» **What the task requires**
Set each entry down verbatim, omitting images.

======== Task data

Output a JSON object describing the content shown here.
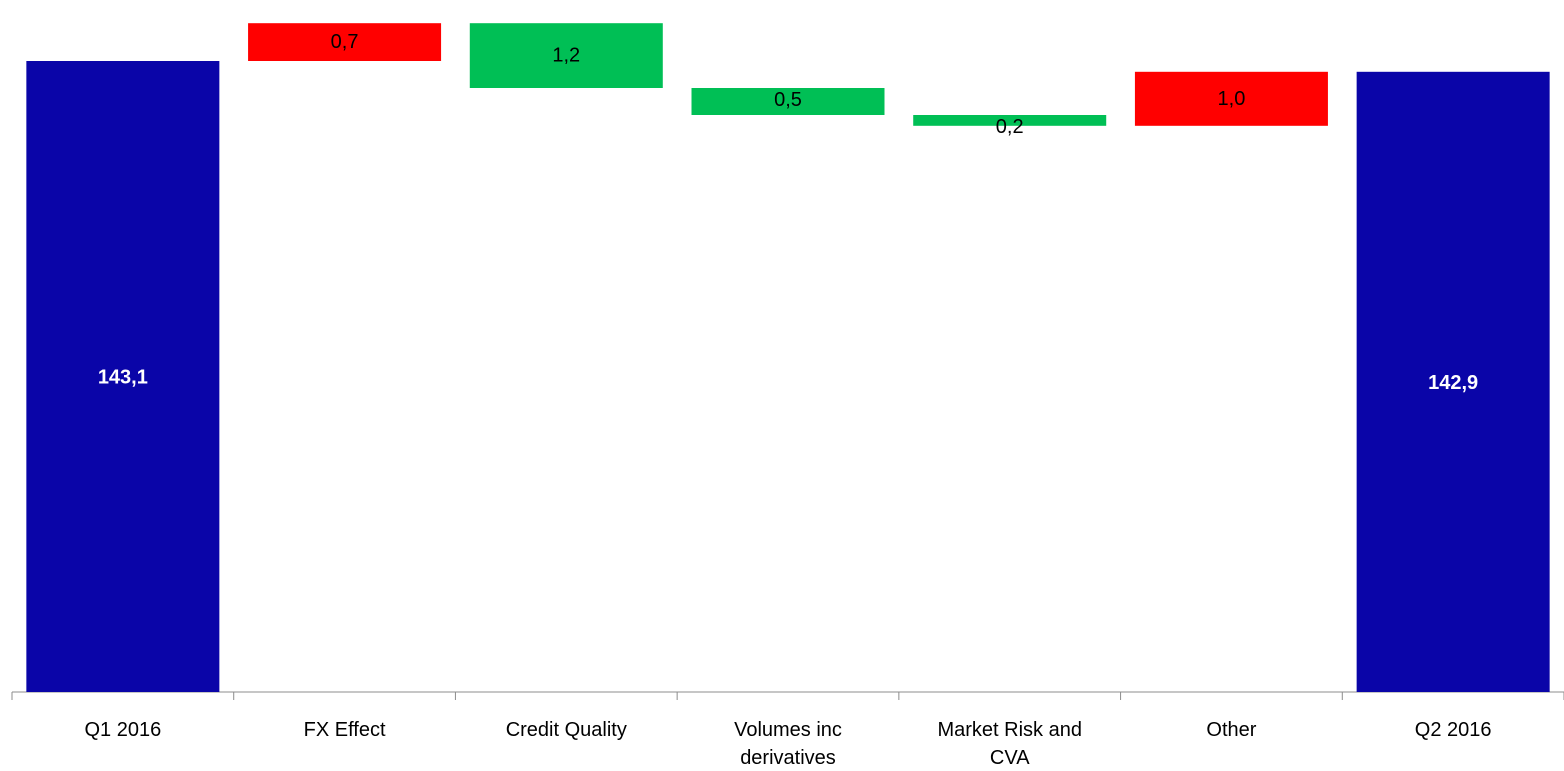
{
  "chart_data": {
    "type": "bar",
    "subtype": "waterfall",
    "categories": [
      "Q1 2016",
      "FX Effect",
      "Credit Quality",
      "Volumes inc derivatives",
      "Market Risk and CVA",
      "Other",
      "Q2 2016"
    ],
    "category_lines": [
      [
        "Q1 2016"
      ],
      [
        "FX Effect"
      ],
      [
        "Credit Quality"
      ],
      [
        "Volumes inc",
        "derivatives"
      ],
      [
        "Market Risk and",
        "CVA"
      ],
      [
        "Other"
      ],
      [
        "Q2 2016"
      ]
    ],
    "bars": [
      {
        "category": "Q1 2016",
        "kind": "total",
        "base": 0,
        "value": 143.1,
        "label": "143,1"
      },
      {
        "category": "FX Effect",
        "kind": "increase",
        "base": 143.1,
        "value": 0.7,
        "label": "0,7"
      },
      {
        "category": "Credit Quality",
        "kind": "decrease",
        "base": 143.8,
        "value": -1.2,
        "label": "1,2"
      },
      {
        "category": "Volumes inc derivatives",
        "kind": "decrease",
        "base": 142.6,
        "value": -0.5,
        "label": "0,5"
      },
      {
        "category": "Market Risk and CVA",
        "kind": "decrease",
        "base": 142.1,
        "value": -0.2,
        "label": "0,2"
      },
      {
        "category": "Other",
        "kind": "increase",
        "base": 141.9,
        "value": 1.0,
        "label": "1,0"
      },
      {
        "category": "Q2 2016",
        "kind": "total",
        "base": 0,
        "value": 142.9,
        "label": "142,9"
      }
    ],
    "colors": {
      "total": "#0a05a8",
      "increase": "#ff0000",
      "decrease": "#00bf55",
      "axis": "#8c8c8c"
    },
    "title": "",
    "xlabel": "",
    "ylabel": "",
    "grid": false,
    "legend": "none"
  }
}
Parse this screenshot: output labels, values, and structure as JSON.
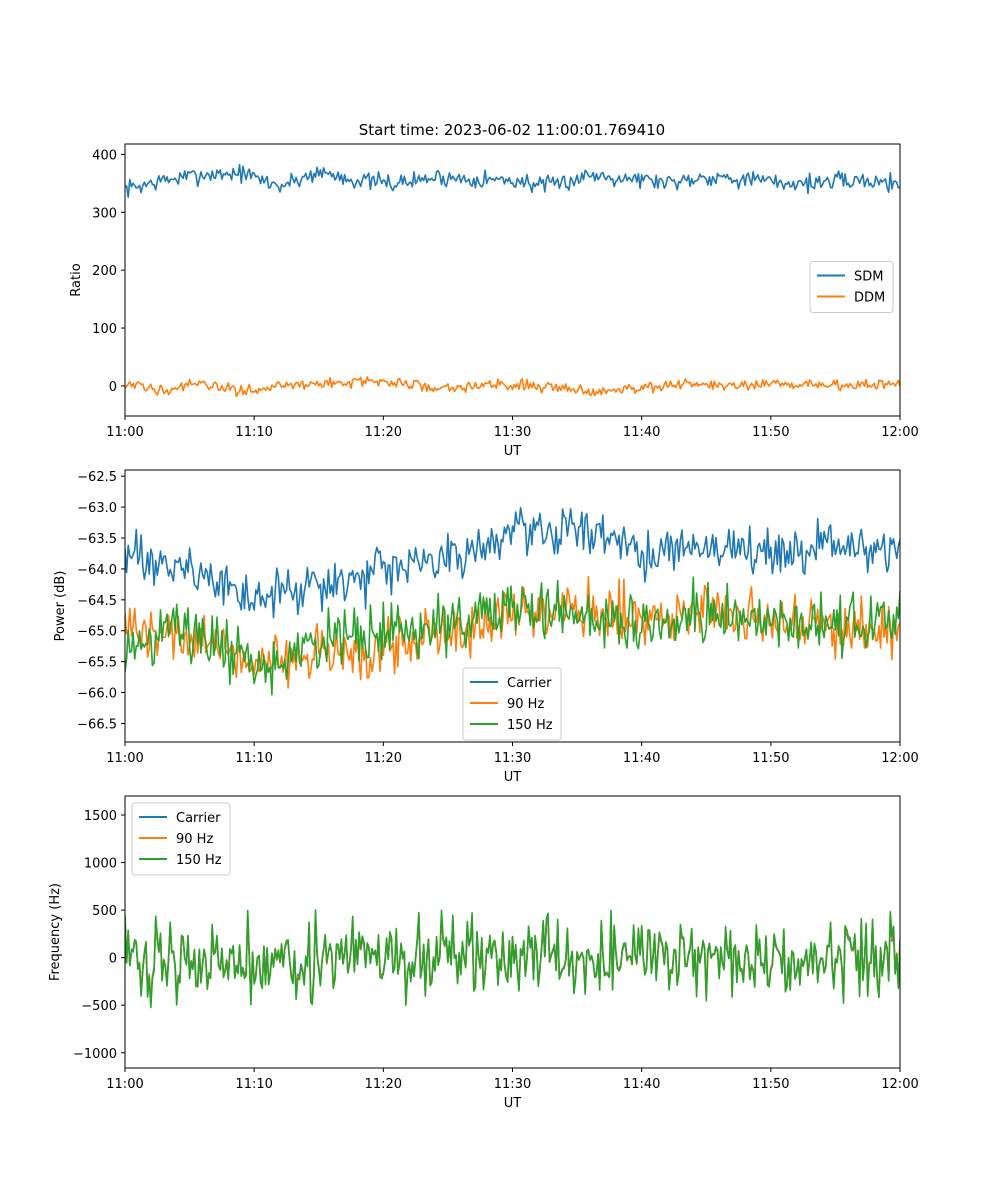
{
  "title": "Start time: 2023-06-02 11:00:01.769410",
  "chart_data": [
    {
      "type": "line",
      "xlabel": "UT",
      "ylabel": "Ratio",
      "xticks": [
        "11:00",
        "11:10",
        "11:20",
        "11:30",
        "11:40",
        "11:50",
        "12:00"
      ],
      "xlim": [
        "11:00",
        "12:00"
      ],
      "yticks": [
        0,
        100,
        200,
        300,
        400
      ],
      "ylim": [
        -52,
        418
      ],
      "legend": "center-right",
      "series": [
        {
          "name": "SDM",
          "color": "#1f77b4",
          "x": [
            "11:00",
            "11:03",
            "11:06",
            "11:09",
            "11:12",
            "11:15",
            "11:18",
            "11:21",
            "11:24",
            "11:27",
            "11:30",
            "11:33",
            "11:36",
            "11:39",
            "11:42",
            "11:45",
            "11:48",
            "11:51",
            "11:54",
            "11:57",
            "12:00"
          ],
          "values": [
            340,
            355,
            365,
            368,
            345,
            370,
            355,
            350,
            360,
            358,
            355,
            345,
            365,
            360,
            352,
            362,
            358,
            350,
            352,
            355,
            350
          ],
          "noise": 14
        },
        {
          "name": "DDM",
          "color": "#ff7f0e",
          "x": [
            "11:00",
            "11:03",
            "11:06",
            "11:09",
            "11:12",
            "11:15",
            "11:18",
            "11:21",
            "11:24",
            "11:27",
            "11:30",
            "11:33",
            "11:36",
            "11:39",
            "11:42",
            "11:45",
            "11:48",
            "11:51",
            "11:54",
            "11:57",
            "12:00"
          ],
          "values": [
            0,
            -5,
            2,
            -8,
            0,
            3,
            8,
            5,
            -2,
            0,
            2,
            0,
            -10,
            -3,
            0,
            2,
            0,
            2,
            3,
            0,
            5
          ],
          "noise": 9
        }
      ]
    },
    {
      "type": "line",
      "xlabel": "UT",
      "ylabel": "Power (dB)",
      "xticks": [
        "11:00",
        "11:10",
        "11:20",
        "11:30",
        "11:40",
        "11:50",
        "12:00"
      ],
      "xlim": [
        "11:00",
        "12:00"
      ],
      "yticks": [
        "-62.5",
        "-63.0",
        "-63.5",
        "-64.0",
        "-64.5",
        "-65.0",
        "-65.5",
        "-66.0",
        "-66.5"
      ],
      "ylim": [
        -66.8,
        -62.4
      ],
      "legend": "lower-center",
      "series": [
        {
          "name": "Carrier",
          "color": "#1f77b4",
          "x": [
            "11:00",
            "11:05",
            "11:10",
            "11:15",
            "11:20",
            "11:25",
            "11:30",
            "11:35",
            "11:40",
            "11:45",
            "11:50",
            "11:55",
            "12:00"
          ],
          "values": [
            -63.8,
            -64.0,
            -64.5,
            -64.3,
            -64.1,
            -63.8,
            -63.4,
            -63.3,
            -63.8,
            -63.6,
            -63.7,
            -63.6,
            -63.7
          ],
          "noise": 0.35
        },
        {
          "name": "90 Hz",
          "color": "#ff7f0e",
          "x": [
            "11:00",
            "11:05",
            "11:10",
            "11:15",
            "11:20",
            "11:25",
            "11:30",
            "11:35",
            "11:40",
            "11:45",
            "11:50",
            "11:55",
            "12:00"
          ],
          "values": [
            -65.0,
            -65.1,
            -65.5,
            -65.4,
            -65.3,
            -65.0,
            -64.7,
            -64.6,
            -64.8,
            -64.7,
            -64.9,
            -64.9,
            -65.0
          ],
          "noise": 0.4
        },
        {
          "name": "150 Hz",
          "color": "#2ca02c",
          "x": [
            "11:00",
            "11:05",
            "11:10",
            "11:15",
            "11:20",
            "11:25",
            "11:30",
            "11:35",
            "11:40",
            "11:45",
            "11:50",
            "11:55",
            "12:00"
          ],
          "values": [
            -65.2,
            -65.0,
            -65.6,
            -65.2,
            -65.0,
            -64.9,
            -64.7,
            -64.7,
            -64.9,
            -64.7,
            -64.9,
            -64.9,
            -64.9
          ],
          "noise": 0.45
        }
      ]
    },
    {
      "type": "line",
      "xlabel": "UT",
      "ylabel": "Frequency (Hz)",
      "xticks": [
        "11:00",
        "11:10",
        "11:20",
        "11:30",
        "11:40",
        "11:50",
        "12:00"
      ],
      "xlim": [
        "11:00",
        "12:00"
      ],
      "yticks": [
        -1000,
        -500,
        0,
        500,
        1000,
        1500
      ],
      "ylim": [
        -1160,
        1700
      ],
      "legend": "upper-left",
      "series": [
        {
          "name": "Carrier",
          "color": "#1f77b4",
          "x": [
            "11:00",
            "12:00"
          ],
          "values": [
            0,
            0
          ],
          "noise": 380
        },
        {
          "name": "90 Hz",
          "color": "#ff7f0e",
          "x": [
            "11:00",
            "12:00"
          ],
          "values": [
            0,
            0
          ],
          "noise": 380
        },
        {
          "name": "150 Hz",
          "color": "#2ca02c",
          "x": [
            "11:00",
            "12:00"
          ],
          "values": [
            0,
            0
          ],
          "noise": 380
        }
      ]
    }
  ]
}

================

» **Finished answer**
Output a JSON object describing the content shown here.
{
  "chart_data": {
    "type": "bar",
    "subtype": "waterfall",
    "categories": [
      "Q1 2016",
      "FX Effect",
      "Credit Quality",
      "Volumes inc derivatives",
      "Market Risk and CVA",
      "Other",
      "Q2 2016"
    ],
    "category_lines": [
      [
        "Q1 2016"
      ],
      [
        "FX Effect"
      ],
      [
        "Credit Quality"
      ],
      [
        "Volumes inc",
        "derivatives"
      ],
      [
        "Market Risk and",
        "CVA"
      ],
      [
        "Other"
      ],
      [
        "Q2 2016"
      ]
    ],
    "bars": [
      {
        "category": "Q1 2016",
        "kind": "total",
        "base": 0,
        "value": 143.1,
        "label": "143,1"
      },
      {
        "category": "FX Effect",
        "kind": "increase",
        "base": 143.1,
        "value": 0.7,
        "label": "0,7"
      },
      {
        "category": "Credit Quality",
        "kind": "decrease",
        "base": 143.8,
        "value": -1.2,
        "label": "1,2"
      },
      {
        "category": "Volumes inc derivatives",
        "kind": "decrease",
        "base": 142.6,
        "value": -0.5,
        "label": "0,5"
      },
      {
        "category": "Market Risk and CVA",
        "kind": "decrease",
        "base": 142.1,
        "value": -0.2,
        "label": "0,2"
      },
      {
        "category": "Other",
        "kind": "increase",
        "base": 141.9,
        "value": 1.0,
        "label": "1,0"
      },
      {
        "category": "Q2 2016",
        "kind": "total",
        "base": 0,
        "value": 142.9,
        "label": "142,9"
      }
    ],
    "colors": {
      "total": "#0a05a8",
      "increase": "#ff0000",
      "decrease": "#00bf55",
      "axis": "#8c8c8c"
    },
    "title": "",
    "xlabel": "",
    "ylabel": "",
    "grid": false,
    "legend": "none"
  }
}
Parse this screenshot: output labels, values, and structure as JSON.
{
  "title": "Start time: 2023-06-02 11:00:01.769410",
  "chart_data": [
    {
      "type": "line",
      "xlabel": "UT",
      "ylabel": "Ratio",
      "xticks": [
        "11:00",
        "11:10",
        "11:20",
        "11:30",
        "11:40",
        "11:50",
        "12:00"
      ],
      "xlim": [
        "11:00",
        "12:00"
      ],
      "yticks": [
        0,
        100,
        200,
        300,
        400
      ],
      "ylim": [
        -52,
        418
      ],
      "legend": "center-right",
      "series": [
        {
          "name": "SDM",
          "color": "#1f77b4",
          "x": [
            "11:00",
            "11:03",
            "11:06",
            "11:09",
            "11:12",
            "11:15",
            "11:18",
            "11:21",
            "11:24",
            "11:27",
            "11:30",
            "11:33",
            "11:36",
            "11:39",
            "11:42",
            "11:45",
            "11:48",
            "11:51",
            "11:54",
            "11:57",
            "12:00"
          ],
          "values": [
            340,
            355,
            365,
            368,
            345,
            370,
            355,
            350,
            360,
            358,
            355,
            345,
            365,
            360,
            352,
            362,
            358,
            350,
            352,
            355,
            350
          ],
          "noise": 14
        },
        {
          "name": "DDM",
          "color": "#ff7f0e",
          "x": [
            "11:00",
            "11:03",
            "11:06",
            "11:09",
            "11:12",
            "11:15",
            "11:18",
            "11:21",
            "11:24",
            "11:27",
            "11:30",
            "11:33",
            "11:36",
            "11:39",
            "11:42",
            "11:45",
            "11:48",
            "11:51",
            "11:54",
            "11:57",
            "12:00"
          ],
          "values": [
            0,
            -5,
            2,
            -8,
            0,
            3,
            8,
            5,
            -2,
            0,
            2,
            0,
            -10,
            -3,
            0,
            2,
            0,
            2,
            3,
            0,
            5
          ],
          "noise": 9
        }
      ]
    },
    {
      "type": "line",
      "xlabel": "UT",
      "ylabel": "Power (dB)",
      "xticks": [
        "11:00",
        "11:10",
        "11:20",
        "11:30",
        "11:40",
        "11:50",
        "12:00"
      ],
      "xlim": [
        "11:00",
        "12:00"
      ],
      "yticks": [
        "-62.5",
        "-63.0",
        "-63.5",
        "-64.0",
        "-64.5",
        "-65.0",
        "-65.5",
        "-66.0",
        "-66.5"
      ],
      "ylim": [
        -66.8,
        -62.4
      ],
      "legend": "lower-center",
      "series": [
        {
          "name": "Carrier",
          "color": "#1f77b4",
          "x": [
            "11:00",
            "11:05",
            "11:10",
            "11:15",
            "11:20",
            "11:25",
            "11:30",
            "11:35",
            "11:40",
            "11:45",
            "11:50",
            "11:55",
            "12:00"
          ],
          "values": [
            -63.8,
            -64.0,
            -64.5,
            -64.3,
            -64.1,
            -63.8,
            -63.4,
            -63.3,
            -63.8,
            -63.6,
            -63.7,
            -63.6,
            -63.7
          ],
          "noise": 0.35
        },
        {
          "name": "90 Hz",
          "color": "#ff7f0e",
          "x": [
            "11:00",
            "11:05",
            "11:10",
            "11:15",
            "11:20",
            "11:25",
            "11:30",
            "11:35",
            "11:40",
            "11:45",
            "11:50",
            "11:55",
            "12:00"
          ],
          "values": [
            -65.0,
            -65.1,
            -65.5,
            -65.4,
            -65.3,
            -65.0,
            -64.7,
            -64.6,
            -64.8,
            -64.7,
            -64.9,
            -64.9,
            -65.0
          ],
          "noise": 0.4
        },
        {
          "name": "150 Hz",
          "color": "#2ca02c",
          "x": [
            "11:00",
            "11:05",
            "11:10",
            "11:15",
            "11:20",
            "11:25",
            "11:30",
            "11:35",
            "11:40",
            "11:45",
            "11:50",
            "11:55",
            "12:00"
          ],
          "values": [
            -65.2,
            -65.0,
            -65.6,
            -65.2,
            -65.0,
            -64.9,
            -64.7,
            -64.7,
            -64.9,
            -64.7,
            -64.9,
            -64.9,
            -64.9
          ],
          "noise": 0.45
        }
      ]
    },
    {
      "type": "line",
      "xlabel": "UT",
      "ylabel": "Frequency (Hz)",
      "xticks": [
        "11:00",
        "11:10",
        "11:20",
        "11:30",
        "11:40",
        "11:50",
        "12:00"
      ],
      "xlim": [
        "11:00",
        "12:00"
      ],
      "yticks": [
        -1000,
        -500,
        0,
        500,
        1000,
        1500
      ],
      "ylim": [
        -1160,
        1700
      ],
      "legend": "upper-left",
      "series": [
        {
          "name": "Carrier",
          "color": "#1f77b4",
          "x": [
            "11:00",
            "12:00"
          ],
          "values": [
            0,
            0
          ],
          "noise": 380
        },
        {
          "name": "90 Hz",
          "color": "#ff7f0e",
          "x": [
            "11:00",
            "12:00"
          ],
          "values": [
            0,
            0
          ],
          "noise": 380
        },
        {
          "name": "150 Hz",
          "color": "#2ca02c",
          "x": [
            "11:00",
            "12:00"
          ],
          "values": [
            0,
            0
          ],
          "noise": 380
        }
      ]
    }
  ]
}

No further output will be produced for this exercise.